Begin DATA

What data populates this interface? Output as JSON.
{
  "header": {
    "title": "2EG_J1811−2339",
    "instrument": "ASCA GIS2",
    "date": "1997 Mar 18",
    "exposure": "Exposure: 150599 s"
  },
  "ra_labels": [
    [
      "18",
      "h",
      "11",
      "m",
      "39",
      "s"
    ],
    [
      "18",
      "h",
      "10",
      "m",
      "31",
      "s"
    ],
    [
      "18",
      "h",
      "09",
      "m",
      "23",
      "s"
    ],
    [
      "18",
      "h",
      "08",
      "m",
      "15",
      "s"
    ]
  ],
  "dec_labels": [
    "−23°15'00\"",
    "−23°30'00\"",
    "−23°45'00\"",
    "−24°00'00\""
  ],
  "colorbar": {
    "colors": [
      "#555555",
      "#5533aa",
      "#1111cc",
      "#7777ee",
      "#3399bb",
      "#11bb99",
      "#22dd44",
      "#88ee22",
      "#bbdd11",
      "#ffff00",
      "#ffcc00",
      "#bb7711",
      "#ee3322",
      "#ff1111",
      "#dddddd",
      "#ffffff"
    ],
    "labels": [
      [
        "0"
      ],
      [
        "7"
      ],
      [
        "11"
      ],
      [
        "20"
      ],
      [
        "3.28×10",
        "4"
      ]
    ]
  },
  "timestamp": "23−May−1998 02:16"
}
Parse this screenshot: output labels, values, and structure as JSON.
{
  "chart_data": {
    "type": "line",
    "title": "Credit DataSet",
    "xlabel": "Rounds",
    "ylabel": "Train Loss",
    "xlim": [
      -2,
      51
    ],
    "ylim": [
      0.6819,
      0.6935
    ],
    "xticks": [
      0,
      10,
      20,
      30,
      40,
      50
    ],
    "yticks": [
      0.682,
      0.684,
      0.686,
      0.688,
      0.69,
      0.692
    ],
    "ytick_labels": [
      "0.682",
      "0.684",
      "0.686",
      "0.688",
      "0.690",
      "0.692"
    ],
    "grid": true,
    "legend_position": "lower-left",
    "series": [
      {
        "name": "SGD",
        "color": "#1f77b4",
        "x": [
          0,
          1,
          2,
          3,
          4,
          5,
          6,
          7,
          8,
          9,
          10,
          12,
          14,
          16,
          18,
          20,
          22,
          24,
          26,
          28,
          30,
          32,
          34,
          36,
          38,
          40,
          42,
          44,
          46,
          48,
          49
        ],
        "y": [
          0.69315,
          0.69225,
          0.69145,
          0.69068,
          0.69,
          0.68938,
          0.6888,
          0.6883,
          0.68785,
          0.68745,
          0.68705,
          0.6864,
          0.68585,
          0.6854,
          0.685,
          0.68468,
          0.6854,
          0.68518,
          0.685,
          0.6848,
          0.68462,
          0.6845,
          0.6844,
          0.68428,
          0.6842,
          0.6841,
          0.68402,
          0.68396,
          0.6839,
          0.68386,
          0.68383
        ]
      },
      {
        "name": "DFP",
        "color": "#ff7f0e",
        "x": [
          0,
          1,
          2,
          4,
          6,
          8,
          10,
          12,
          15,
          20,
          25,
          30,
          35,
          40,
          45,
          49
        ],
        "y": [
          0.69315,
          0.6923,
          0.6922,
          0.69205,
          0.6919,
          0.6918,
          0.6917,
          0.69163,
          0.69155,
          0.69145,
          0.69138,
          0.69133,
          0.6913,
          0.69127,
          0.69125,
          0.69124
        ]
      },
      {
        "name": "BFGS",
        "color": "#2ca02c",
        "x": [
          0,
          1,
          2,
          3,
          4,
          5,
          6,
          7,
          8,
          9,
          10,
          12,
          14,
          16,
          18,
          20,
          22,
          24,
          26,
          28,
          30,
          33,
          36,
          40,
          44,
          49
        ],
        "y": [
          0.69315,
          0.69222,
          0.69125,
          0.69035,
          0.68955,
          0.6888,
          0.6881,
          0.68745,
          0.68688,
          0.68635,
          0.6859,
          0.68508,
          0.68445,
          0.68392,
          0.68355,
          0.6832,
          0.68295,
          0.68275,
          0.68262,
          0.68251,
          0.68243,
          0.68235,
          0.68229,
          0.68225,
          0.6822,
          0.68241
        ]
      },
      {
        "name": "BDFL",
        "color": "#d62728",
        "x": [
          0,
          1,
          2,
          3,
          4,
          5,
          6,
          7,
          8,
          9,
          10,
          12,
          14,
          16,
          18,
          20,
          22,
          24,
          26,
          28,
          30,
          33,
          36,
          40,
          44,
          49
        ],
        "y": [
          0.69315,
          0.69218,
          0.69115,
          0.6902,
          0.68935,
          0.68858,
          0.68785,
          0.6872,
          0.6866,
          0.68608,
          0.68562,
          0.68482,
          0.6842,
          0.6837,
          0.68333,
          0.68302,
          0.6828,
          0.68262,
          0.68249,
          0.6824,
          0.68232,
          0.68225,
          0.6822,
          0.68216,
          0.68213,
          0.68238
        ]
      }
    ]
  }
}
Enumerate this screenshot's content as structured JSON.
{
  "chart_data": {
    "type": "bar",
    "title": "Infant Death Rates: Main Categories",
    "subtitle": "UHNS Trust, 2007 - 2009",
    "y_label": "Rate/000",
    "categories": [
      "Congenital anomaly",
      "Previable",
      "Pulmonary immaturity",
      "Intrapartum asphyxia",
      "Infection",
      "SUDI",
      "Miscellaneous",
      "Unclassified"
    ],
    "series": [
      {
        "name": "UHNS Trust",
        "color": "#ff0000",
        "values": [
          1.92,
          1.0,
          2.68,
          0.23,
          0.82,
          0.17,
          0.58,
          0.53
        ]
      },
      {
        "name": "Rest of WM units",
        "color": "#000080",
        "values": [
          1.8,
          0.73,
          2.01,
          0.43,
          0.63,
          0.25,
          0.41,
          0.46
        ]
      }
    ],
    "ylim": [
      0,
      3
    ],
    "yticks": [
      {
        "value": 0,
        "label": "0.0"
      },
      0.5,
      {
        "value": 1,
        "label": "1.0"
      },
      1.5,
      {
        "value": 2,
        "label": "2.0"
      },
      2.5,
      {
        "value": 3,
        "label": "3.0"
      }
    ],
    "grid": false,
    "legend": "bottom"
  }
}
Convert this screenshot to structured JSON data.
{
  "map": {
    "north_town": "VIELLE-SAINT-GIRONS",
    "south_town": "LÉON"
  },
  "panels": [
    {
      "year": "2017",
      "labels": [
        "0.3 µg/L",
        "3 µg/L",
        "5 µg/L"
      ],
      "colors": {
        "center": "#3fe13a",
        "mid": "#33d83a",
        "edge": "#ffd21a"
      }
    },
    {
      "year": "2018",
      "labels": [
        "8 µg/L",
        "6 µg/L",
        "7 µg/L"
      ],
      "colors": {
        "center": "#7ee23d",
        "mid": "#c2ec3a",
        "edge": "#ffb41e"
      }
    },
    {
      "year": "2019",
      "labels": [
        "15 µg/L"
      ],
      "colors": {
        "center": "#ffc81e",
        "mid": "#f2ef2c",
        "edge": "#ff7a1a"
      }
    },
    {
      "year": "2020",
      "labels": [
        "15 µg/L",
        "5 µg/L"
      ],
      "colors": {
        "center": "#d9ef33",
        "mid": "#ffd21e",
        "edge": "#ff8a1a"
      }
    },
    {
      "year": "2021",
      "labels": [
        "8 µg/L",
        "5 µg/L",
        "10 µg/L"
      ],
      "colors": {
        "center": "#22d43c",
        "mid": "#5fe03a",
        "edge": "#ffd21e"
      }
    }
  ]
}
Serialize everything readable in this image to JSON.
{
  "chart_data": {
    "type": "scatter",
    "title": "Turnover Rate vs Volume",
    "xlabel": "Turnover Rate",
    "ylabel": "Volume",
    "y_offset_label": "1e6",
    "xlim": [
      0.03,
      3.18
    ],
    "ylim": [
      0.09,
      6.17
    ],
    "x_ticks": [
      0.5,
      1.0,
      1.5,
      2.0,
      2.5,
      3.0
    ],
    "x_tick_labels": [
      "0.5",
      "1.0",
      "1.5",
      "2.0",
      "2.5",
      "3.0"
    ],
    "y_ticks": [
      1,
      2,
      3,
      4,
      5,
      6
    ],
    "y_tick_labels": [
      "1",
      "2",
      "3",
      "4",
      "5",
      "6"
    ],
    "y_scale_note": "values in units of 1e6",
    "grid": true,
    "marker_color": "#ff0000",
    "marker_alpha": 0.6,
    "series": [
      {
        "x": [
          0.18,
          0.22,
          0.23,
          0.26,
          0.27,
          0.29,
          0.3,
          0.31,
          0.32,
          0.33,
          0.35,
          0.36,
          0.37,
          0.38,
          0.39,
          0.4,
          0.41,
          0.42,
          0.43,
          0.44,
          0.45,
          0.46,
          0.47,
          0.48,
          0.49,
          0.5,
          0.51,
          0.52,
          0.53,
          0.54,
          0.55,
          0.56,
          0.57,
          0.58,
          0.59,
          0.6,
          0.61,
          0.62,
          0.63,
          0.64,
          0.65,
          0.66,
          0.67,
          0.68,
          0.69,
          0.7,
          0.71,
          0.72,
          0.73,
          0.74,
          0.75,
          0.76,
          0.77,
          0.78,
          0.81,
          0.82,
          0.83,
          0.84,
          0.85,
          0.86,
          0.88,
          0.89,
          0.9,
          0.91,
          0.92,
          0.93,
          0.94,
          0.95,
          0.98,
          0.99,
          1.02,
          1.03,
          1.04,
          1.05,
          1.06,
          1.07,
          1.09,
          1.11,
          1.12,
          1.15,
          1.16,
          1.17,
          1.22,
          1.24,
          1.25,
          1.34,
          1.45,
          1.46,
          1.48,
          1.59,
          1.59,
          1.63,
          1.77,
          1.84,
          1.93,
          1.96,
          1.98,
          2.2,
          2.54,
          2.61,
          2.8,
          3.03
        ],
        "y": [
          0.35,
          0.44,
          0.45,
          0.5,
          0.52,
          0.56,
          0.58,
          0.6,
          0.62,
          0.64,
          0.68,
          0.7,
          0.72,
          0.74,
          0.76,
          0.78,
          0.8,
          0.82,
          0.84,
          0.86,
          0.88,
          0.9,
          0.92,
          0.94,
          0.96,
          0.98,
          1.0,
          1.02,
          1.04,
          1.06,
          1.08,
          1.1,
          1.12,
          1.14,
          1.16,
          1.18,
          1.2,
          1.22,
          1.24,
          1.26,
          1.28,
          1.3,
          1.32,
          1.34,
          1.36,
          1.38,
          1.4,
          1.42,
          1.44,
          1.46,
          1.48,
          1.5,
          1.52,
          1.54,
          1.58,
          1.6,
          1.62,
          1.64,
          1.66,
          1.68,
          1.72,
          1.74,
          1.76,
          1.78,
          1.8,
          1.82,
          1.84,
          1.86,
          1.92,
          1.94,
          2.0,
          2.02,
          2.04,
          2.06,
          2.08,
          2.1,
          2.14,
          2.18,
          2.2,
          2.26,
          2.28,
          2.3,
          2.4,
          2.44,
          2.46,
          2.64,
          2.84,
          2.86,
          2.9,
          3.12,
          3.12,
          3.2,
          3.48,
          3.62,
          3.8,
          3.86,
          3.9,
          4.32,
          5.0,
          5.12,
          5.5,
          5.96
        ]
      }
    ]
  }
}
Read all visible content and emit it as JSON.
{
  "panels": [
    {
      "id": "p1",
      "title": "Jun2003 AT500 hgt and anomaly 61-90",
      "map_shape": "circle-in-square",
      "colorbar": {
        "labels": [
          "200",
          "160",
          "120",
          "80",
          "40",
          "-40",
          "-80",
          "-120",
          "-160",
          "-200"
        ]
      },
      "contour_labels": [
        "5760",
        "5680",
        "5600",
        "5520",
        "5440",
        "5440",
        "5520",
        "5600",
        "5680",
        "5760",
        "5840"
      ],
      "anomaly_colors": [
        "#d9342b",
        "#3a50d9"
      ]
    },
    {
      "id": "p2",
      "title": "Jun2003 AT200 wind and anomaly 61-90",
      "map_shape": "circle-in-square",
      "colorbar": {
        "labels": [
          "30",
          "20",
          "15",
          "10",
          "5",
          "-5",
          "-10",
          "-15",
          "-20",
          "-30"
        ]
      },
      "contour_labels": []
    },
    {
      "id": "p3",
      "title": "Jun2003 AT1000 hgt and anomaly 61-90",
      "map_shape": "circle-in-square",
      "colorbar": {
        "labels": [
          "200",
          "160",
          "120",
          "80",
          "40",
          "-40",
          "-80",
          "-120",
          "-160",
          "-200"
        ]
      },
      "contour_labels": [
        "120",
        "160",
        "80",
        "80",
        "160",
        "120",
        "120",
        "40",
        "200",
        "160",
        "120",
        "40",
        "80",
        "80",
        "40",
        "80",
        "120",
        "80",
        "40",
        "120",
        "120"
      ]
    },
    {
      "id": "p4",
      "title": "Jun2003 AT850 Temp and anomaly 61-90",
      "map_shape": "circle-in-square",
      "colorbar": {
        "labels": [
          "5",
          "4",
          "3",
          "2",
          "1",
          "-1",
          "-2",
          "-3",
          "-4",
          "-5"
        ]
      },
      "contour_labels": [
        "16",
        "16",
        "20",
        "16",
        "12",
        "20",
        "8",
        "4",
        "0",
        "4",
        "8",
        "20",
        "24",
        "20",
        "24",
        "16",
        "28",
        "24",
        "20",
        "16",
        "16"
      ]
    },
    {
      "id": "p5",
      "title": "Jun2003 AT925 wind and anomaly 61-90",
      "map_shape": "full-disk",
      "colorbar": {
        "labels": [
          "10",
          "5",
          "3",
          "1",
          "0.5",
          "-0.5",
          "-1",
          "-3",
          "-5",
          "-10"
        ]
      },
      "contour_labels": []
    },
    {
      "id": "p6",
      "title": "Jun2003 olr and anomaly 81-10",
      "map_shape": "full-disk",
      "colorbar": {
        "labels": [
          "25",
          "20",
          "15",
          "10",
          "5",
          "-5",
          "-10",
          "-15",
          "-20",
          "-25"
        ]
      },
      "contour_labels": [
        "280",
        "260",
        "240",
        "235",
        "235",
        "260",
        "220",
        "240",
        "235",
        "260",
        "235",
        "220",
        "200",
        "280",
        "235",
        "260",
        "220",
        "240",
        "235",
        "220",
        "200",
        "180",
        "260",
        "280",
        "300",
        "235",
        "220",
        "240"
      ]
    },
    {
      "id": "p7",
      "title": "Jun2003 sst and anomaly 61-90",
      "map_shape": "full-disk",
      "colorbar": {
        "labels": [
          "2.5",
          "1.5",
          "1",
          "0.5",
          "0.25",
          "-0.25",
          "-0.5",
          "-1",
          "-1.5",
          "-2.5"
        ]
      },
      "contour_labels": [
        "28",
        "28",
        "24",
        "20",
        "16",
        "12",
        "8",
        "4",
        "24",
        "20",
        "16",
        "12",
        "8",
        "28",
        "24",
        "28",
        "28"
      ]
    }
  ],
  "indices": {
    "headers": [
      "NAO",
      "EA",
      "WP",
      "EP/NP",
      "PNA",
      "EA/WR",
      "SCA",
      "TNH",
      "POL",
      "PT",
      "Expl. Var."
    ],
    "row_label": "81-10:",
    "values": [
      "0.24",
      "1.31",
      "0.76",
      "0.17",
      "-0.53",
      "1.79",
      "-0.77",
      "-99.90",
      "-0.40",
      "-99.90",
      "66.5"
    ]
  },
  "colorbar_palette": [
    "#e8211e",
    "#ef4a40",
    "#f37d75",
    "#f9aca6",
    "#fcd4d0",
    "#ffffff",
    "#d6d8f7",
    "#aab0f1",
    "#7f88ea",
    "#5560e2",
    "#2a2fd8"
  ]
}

End DATA

◆ **PROBLEM DESCRIPTION**
Pull every line containing "edge" out of the records.

◆ **RESPONSE**
        "edge": "#ffd21a"
        "edge": "#ffb41e"
        "edge": "#ff7a1a"
        "edge": "#ff8a1a"
        "edge": "#ffd21e"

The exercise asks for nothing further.